→ Selected text

######

Wednesday, August 6, 2008

I was in Lhasa on Tibet Uprising Day




Immediately after I got home from a trip to India, Nepal, and Tibet, I turned on my computer, typed up the following eyewitness account, and sent it to the International Campaign for Tibet and various news media. I ultimately also sent it to the president of China and to Amnesty International, and perhaps a few other organizations. The Olympics in China are coming up, and currently the International Campaign for Tibet's website has a letter that you can send to Bush, because he's going to visit Beijing. (I could make a snide remark about how I'm sure someone who's literate will read the letter to him, but I'll refrain.)


Today is March 10, 2008, and I am writing by the light from a hotel room window, since the power is out, as it has been all afternoon, evening, and night. I have spent a week in Tibet, and this is the only day that there has been a power outage, quite unlike Kathmandu, Nepal, where power outages happen at least once a day and last for hours. I suspect that the authorities deliberately turned the electricity off in at least part of Lhasa, just because today is Tibet Uprising Day, when protests against the Chinese occupation are most likely to occur. On this day in 1959, the current Dalai Lama sneaked out of his summer palace, the Norbulingka, and began a long journey to exile in India; two days later, the Chinese bombed the palace and still thought he was inside.

This morning as I equanimously lived in the present moment, practicing my walking meditation around the Potala, the Dalai Lama’s palace which is perched high on a mountain. I occasionally spun big gold prayer wheels set in wooden frames while I observed the pilgrims around me, some of whom greeted me with the words, “Tashe delek,” or “Hello!” I didn’t think much about the fact that today was Tibet Uprising Day. I was the only Westerner in sight, but I wore a Tibetan-style chupa, or dress, like so many of the pilgrims. Some of them wore contemporary clothes, and I saw many women wearing sunhats, but other pilgrims who had traveled far away wore traditional clothing that was often somewhat ragged, and they carried prayer wheels and often had coral and turquoise beads braided in their black or grey hair. I could see different styles of chupas from different Tibetan regions, for pilgrims walked great distances to reach Lhasa, the capital of Tibet. During one of my perambulations, when I reached the back wall below the Potala, I was startled by the sight of a white police vehicle something like an extra large golf cart filled with six cops in formal uniforms as if they had dressed up to join a parade.

######

→ Excerpted records
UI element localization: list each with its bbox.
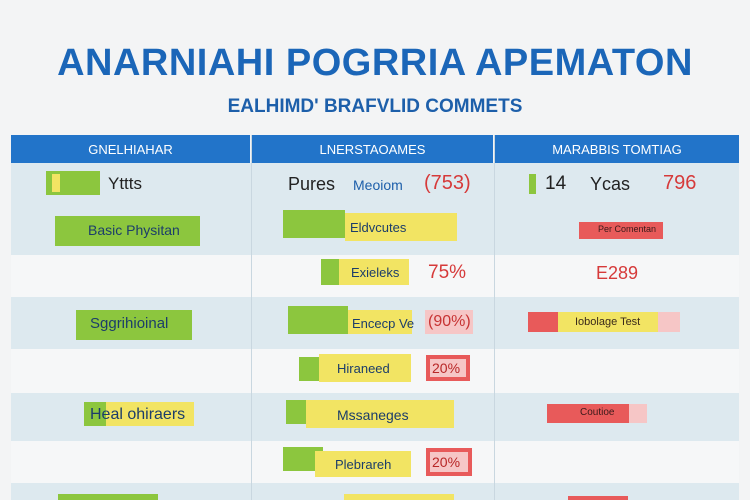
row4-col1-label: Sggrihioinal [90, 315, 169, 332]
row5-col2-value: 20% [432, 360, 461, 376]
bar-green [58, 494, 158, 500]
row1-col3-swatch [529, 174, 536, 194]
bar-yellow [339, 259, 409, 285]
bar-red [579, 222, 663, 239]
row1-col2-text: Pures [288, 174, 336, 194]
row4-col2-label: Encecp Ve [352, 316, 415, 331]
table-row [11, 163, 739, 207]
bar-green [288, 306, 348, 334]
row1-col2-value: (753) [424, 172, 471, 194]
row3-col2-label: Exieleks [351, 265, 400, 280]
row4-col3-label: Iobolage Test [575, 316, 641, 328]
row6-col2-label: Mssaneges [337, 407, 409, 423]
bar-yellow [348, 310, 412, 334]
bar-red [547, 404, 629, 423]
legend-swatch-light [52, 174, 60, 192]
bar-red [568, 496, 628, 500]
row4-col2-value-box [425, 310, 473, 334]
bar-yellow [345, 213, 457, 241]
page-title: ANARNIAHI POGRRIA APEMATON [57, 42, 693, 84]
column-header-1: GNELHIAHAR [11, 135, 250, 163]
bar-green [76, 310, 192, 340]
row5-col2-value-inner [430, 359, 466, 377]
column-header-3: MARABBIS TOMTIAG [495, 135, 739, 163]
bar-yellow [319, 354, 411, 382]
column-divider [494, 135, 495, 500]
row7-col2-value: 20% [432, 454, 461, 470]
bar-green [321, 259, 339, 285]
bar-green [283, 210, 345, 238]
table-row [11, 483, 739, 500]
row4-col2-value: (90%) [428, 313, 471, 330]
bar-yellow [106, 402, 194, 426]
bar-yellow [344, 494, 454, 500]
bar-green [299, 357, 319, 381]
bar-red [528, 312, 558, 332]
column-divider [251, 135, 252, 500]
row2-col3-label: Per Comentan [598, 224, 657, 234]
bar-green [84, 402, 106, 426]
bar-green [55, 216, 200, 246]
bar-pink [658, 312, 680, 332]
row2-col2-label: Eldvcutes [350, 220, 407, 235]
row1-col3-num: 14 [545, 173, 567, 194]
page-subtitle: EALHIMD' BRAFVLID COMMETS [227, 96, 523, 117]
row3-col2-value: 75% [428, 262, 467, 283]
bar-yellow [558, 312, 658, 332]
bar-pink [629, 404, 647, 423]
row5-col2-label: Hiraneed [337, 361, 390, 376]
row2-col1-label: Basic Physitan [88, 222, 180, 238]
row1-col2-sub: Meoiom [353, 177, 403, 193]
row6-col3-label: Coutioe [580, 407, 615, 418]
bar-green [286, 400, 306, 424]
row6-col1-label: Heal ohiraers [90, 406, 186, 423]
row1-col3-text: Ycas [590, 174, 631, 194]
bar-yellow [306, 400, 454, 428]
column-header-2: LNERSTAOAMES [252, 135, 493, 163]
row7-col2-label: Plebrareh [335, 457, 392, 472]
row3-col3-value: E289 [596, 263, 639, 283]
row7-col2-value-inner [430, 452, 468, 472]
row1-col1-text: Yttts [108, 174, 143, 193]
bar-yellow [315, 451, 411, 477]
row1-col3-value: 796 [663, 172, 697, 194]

######

→ Work to do
• A. Answer these questions about the post on Tibet Uprising Day:
(i) What light was the writer using to write on March 10, 2008?
(ii) In what year did the current Dalai Lama leave the Norbulingka for exile?
(iii) How many police officers were in the white vehicle near the back wall below the Potala?
• B. Count the lines of the entries that contain the string "yellow". Give only the number.

→ Responses per task
• A.
(i) The light from a hotel room window.
(ii) 1959.
(iii) Six.

• B. 9